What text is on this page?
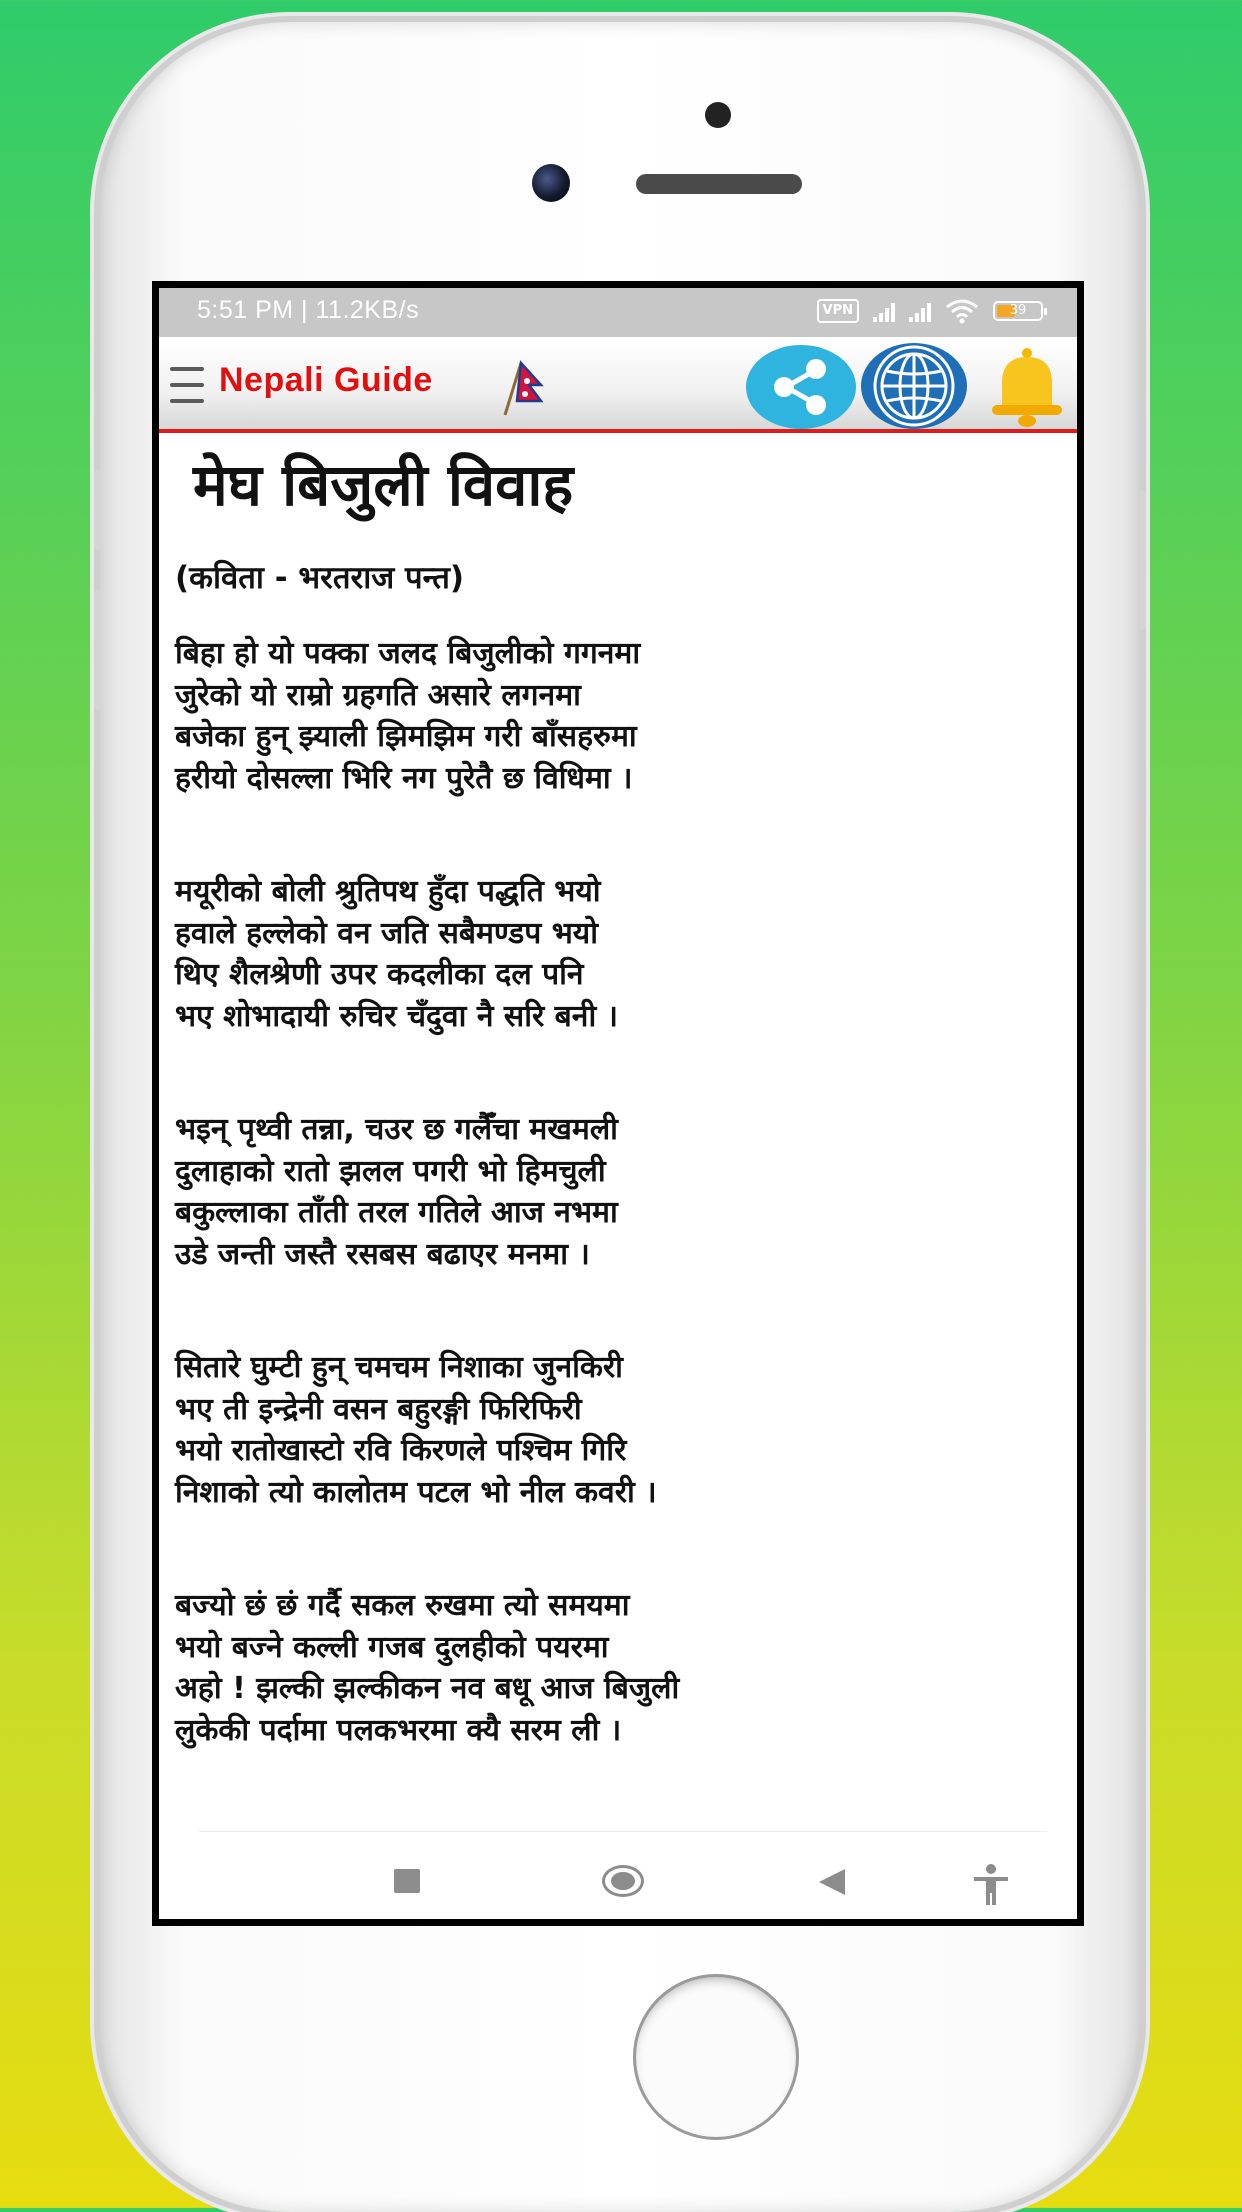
5:51 PM | 11.2KB/s	VPN	39
Nepali Guide
मेघ बिजुली विवाह
(कविता - भरतराज पन्त)
बिहा हो यो पक्का जलद बिजुलीको गगनमा
जुरेको यो राम्रो ग्रहगति असारे लगनमा
बजेका हुन् झ्याली झिमझिम गरी बाँसहरुमा
हरीयो दोसल्ला भिरि नग पुरेतै छ विधिमा ।
मयूरीको बोली श्रुतिपथ हुँदा पद्धति भयो
हवाले हल्लेको वन जति सबैमण्डप भयो
थिए शैलश्रेणी उपर कदलीका दल पनि
भए शोभादायी रुचिर चँदुवा नै सरि बनी ।
भइन् पृथ्वी तन्ना, चउर छ गलैँचा मखमली
दुलाहाको रातो झलल पगरी भो हिमचुली
बकुल्लाका ताँती तरल गतिले आज नभमा
उडे जन्ती जस्तै रसबस बढाएर मनमा ।
सितारे घुम्टी हुन् चमचम निशाका जुनकिरी
भए ती इन्द्रेनी वसन बहुरङ्गी फिरिफिरी
भयो रातोखास्टो रवि किरणले पश्चिम गिरि
निशाको त्यो कालोतम पटल भो नील कवरी ।
बज्यो छं छं गर्दै सकल रुखमा त्यो समयमा
भयो बज्ने कल्ली गजब दुलहीको पयरमा
अहो ! झल्की झल्कीकन नव बधू आज बिजुली
लुकेकी पर्दामा पलकभरमा क्यै सरम ली ।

Exercise instructions:
Write out the entries above word for word. Do not include the pictures.

Task answer:
What text is on this page?
5:51 PM | 11.2KB/s	VPN	39
Nepali Guide
मेघ बिजुली विवाह
(कविता - भरतराज पन्त)
बिहा हो यो पक्का जलद बिजुलीको गगनमा
जुरेको यो राम्रो ग्रहगति असारे लगनमा
बजेका हुन् झ्याली झिमझिम गरी बाँसहरुमा
हरीयो दोसल्ला भिरि नग पुरेतै छ विधिमा ।
मयूरीको बोली श्रुतिपथ हुँदा पद्धति भयो
हवाले हल्लेको वन जति सबैमण्डप भयो
थिए शैलश्रेणी उपर कदलीका दल पनि
भए शोभादायी रुचिर चँदुवा नै सरि बनी ।
भइन् पृथ्वी तन्ना, चउर छ गलैँचा मखमली
दुलाहाको रातो झलल पगरी भो हिमचुली
बकुल्लाका ताँती तरल गतिले आज नभमा
उडे जन्ती जस्तै रसबस बढाएर मनमा ।
सितारे घुम्टी हुन् चमचम निशाका जुनकिरी
भए ती इन्द्रेनी वसन बहुरङ्गी फिरिफिरी
भयो रातोखास्टो रवि किरणले पश्चिम गिरि
निशाको त्यो कालोतम पटल भो नील कवरी ।
बज्यो छं छं गर्दै सकल रुखमा त्यो समयमा
भयो बज्ने कल्ली गजब दुलहीको पयरमा
अहो ! झल्की झल्कीकन नव बधू आज बिजुली
लुकेकी पर्दामा पलकभरमा क्यै सरम ली ।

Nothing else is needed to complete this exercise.